Extracted data entries
------------------------------------------------------------------------

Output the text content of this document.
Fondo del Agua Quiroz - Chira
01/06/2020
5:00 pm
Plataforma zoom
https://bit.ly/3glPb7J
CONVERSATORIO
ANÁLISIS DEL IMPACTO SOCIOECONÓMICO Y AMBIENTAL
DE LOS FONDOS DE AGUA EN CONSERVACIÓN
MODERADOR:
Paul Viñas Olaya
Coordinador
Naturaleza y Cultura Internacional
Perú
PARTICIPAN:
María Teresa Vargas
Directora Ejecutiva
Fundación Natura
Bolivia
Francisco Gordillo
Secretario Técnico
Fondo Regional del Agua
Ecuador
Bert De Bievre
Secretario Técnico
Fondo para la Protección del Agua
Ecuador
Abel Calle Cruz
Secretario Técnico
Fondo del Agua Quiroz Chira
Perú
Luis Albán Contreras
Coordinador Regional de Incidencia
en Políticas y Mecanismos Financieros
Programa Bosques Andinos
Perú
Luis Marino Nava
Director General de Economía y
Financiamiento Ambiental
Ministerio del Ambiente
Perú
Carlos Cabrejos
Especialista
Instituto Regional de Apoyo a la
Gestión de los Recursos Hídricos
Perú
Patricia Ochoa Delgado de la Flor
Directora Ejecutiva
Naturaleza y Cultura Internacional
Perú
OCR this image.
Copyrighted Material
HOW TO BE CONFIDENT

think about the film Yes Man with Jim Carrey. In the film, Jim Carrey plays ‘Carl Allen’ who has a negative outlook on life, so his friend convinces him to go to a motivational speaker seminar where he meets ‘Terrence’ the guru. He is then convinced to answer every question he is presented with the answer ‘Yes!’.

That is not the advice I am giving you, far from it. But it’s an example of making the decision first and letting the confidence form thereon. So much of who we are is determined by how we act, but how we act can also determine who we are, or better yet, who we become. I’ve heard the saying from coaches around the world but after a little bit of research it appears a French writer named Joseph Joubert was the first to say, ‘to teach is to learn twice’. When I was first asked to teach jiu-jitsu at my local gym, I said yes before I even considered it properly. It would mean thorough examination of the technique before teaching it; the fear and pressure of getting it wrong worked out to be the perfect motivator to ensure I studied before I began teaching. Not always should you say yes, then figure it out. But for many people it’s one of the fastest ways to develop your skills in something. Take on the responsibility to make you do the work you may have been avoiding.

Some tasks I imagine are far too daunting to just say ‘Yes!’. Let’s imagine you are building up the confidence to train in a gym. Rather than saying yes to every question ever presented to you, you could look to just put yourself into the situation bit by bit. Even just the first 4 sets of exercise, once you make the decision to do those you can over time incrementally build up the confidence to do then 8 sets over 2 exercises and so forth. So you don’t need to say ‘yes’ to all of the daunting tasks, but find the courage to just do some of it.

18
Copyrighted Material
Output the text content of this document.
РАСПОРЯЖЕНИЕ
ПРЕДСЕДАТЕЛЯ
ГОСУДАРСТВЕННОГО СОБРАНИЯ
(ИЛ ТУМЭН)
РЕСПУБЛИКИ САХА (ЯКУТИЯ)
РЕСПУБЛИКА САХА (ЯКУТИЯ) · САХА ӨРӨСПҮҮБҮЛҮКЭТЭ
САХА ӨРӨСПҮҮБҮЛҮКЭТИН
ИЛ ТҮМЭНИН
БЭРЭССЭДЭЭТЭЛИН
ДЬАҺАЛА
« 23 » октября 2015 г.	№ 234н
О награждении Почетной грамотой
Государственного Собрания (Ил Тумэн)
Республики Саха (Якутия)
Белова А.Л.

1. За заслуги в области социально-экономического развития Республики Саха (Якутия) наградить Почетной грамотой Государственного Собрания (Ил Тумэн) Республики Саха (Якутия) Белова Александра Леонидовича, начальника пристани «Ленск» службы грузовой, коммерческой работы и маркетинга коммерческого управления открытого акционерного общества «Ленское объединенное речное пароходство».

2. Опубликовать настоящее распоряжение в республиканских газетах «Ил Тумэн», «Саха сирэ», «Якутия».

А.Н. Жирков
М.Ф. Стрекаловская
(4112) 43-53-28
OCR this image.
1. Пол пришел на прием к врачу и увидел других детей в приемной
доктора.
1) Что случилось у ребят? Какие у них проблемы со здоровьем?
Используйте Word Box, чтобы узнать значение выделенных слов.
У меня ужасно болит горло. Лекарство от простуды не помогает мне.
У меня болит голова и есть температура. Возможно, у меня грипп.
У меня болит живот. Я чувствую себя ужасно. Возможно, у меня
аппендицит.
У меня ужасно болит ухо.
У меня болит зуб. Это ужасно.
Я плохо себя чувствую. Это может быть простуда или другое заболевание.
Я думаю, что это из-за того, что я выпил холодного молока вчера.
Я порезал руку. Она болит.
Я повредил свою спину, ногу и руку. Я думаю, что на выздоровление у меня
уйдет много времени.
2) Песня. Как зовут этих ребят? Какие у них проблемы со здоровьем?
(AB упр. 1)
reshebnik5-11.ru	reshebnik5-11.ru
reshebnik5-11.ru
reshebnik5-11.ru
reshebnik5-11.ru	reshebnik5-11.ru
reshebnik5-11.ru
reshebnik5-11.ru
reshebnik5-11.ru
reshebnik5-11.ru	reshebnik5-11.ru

------------------------------------------------------------------------

• Challenge: Extract, word for word, each line of the listing above.

• Task result:
Output the text content of this document.
Fondo del Agua Quiroz - Chira
01/06/2020
5:00 pm
Plataforma zoom
https://bit.ly/3glPb7J
CONVERSATORIO
ANÁLISIS DEL IMPACTO SOCIOECONÓMICO Y AMBIENTAL
DE LOS FONDOS DE AGUA EN CONSERVACIÓN
MODERADOR:
Paul Viñas Olaya
Coordinador
Naturaleza y Cultura Internacional
Perú
PARTICIPAN:
María Teresa Vargas
Directora Ejecutiva
Fundación Natura
Bolivia
Francisco Gordillo
Secretario Técnico
Fondo Regional del Agua
Ecuador
Bert De Bievre
Secretario Técnico
Fondo para la Protección del Agua
Ecuador
Abel Calle Cruz
Secretario Técnico
Fondo del Agua Quiroz Chira
Perú
Luis Albán Contreras
Coordinador Regional de Incidencia
en Políticas y Mecanismos Financieros
Programa Bosques Andinos
Perú
Luis Marino Nava
Director General de Economía y
Financiamiento Ambiental
Ministerio del Ambiente
Perú
Carlos Cabrejos
Especialista
Instituto Regional de Apoyo a la
Gestión de los Recursos Hídricos
Perú
Patricia Ochoa Delgado de la Flor
Directora Ejecutiva
Naturaleza y Cultura Internacional
Perú
OCR this image.
Copyrighted Material
HOW TO BE CONFIDENT

think about the film Yes Man with Jim Carrey. In the film, Jim Carrey plays ‘Carl Allen’ who has a negative outlook on life, so his friend convinces him to go to a motivational speaker seminar where he meets ‘Terrence’ the guru. He is then convinced to answer every question he is presented with the answer ‘Yes!’.

That is not the advice I am giving you, far from it. But it’s an example of making the decision first and letting the confidence form thereon. So much of who we are is determined by how we act, but how we act can also determine who we are, or better yet, who we become. I’ve heard the saying from coaches around the world but after a little bit of research it appears a French writer named Joseph Joubert was the first to say, ‘to teach is to learn twice’. When I was first asked to teach jiu-jitsu at my local gym, I said yes before I even considered it properly. It would mean thorough examination of the technique before teaching it; the fear and pressure of getting it wrong worked out to be the perfect motivator to ensure I studied before I began teaching. Not always should you say yes, then figure it out. But for many people it’s one of the fastest ways to develop your skills in something. Take on the responsibility to make you do the work you may have been avoiding.

Some tasks I imagine are far too daunting to just say ‘Yes!’. Let’s imagine you are building up the confidence to train in a gym. Rather than saying yes to every question ever presented to you, you could look to just put yourself into the situation bit by bit. Even just the first 4 sets of exercise, once you make the decision to do those you can over time incrementally build up the confidence to do then 8 sets over 2 exercises and so forth. So you don’t need to say ‘yes’ to all of the daunting tasks, but find the courage to just do some of it.

18
Copyrighted Material
Output the text content of this document.
РАСПОРЯЖЕНИЕ
ПРЕДСЕДАТЕЛЯ
ГОСУДАРСТВЕННОГО СОБРАНИЯ
(ИЛ ТУМЭН)
РЕСПУБЛИКИ САХА (ЯКУТИЯ)
РЕСПУБЛИКА САХА (ЯКУТИЯ) · САХА ӨРӨСПҮҮБҮЛҮКЭТЭ
САХА ӨРӨСПҮҮБҮЛҮКЭТИН
ИЛ ТҮМЭНИН
БЭРЭССЭДЭЭТЭЛИН
ДЬАҺАЛА
« 23 » октября 2015 г.	№ 234н
О награждении Почетной грамотой
Государственного Собрания (Ил Тумэн)
Республики Саха (Якутия)
Белова А.Л.

1. За заслуги в области социально-экономического развития Республики Саха (Якутия) наградить Почетной грамотой Государственного Собрания (Ил Тумэн) Республики Саха (Якутия) Белова Александра Леонидовича, начальника пристани «Ленск» службы грузовой, коммерческой работы и маркетинга коммерческого управления открытого акционерного общества «Ленское объединенное речное пароходство».

2. Опубликовать настоящее распоряжение в республиканских газетах «Ил Тумэн», «Саха сирэ», «Якутия».

А.Н. Жирков
М.Ф. Стрекаловская
(4112) 43-53-28
OCR this image.
1. Пол пришел на прием к врачу и увидел других детей в приемной
доктора.
1) Что случилось у ребят? Какие у них проблемы со здоровьем?
Используйте Word Box, чтобы узнать значение выделенных слов.
У меня ужасно болит горло. Лекарство от простуды не помогает мне.
У меня болит голова и есть температура. Возможно, у меня грипп.
У меня болит живот. Я чувствую себя ужасно. Возможно, у меня
аппендицит.
У меня ужасно болит ухо.
У меня болит зуб. Это ужасно.
Я плохо себя чувствую. Это может быть простуда или другое заболевание.
Я думаю, что это из-за того, что я выпил холодного молока вчера.
Я порезал руку. Она болит.
Я повредил свою спину, ногу и руку. Я думаю, что на выздоровление у меня
уйдет много времени.
2) Песня. Как зовут этих ребят? Какие у них проблемы со здоровьем?
(AB упр. 1)
reshebnik5-11.ru	reshebnik5-11.ru
reshebnik5-11.ru
reshebnik5-11.ru
reshebnik5-11.ru	reshebnik5-11.ru
reshebnik5-11.ru
reshebnik5-11.ru
reshebnik5-11.ru
reshebnik5-11.ru	reshebnik5-11.ru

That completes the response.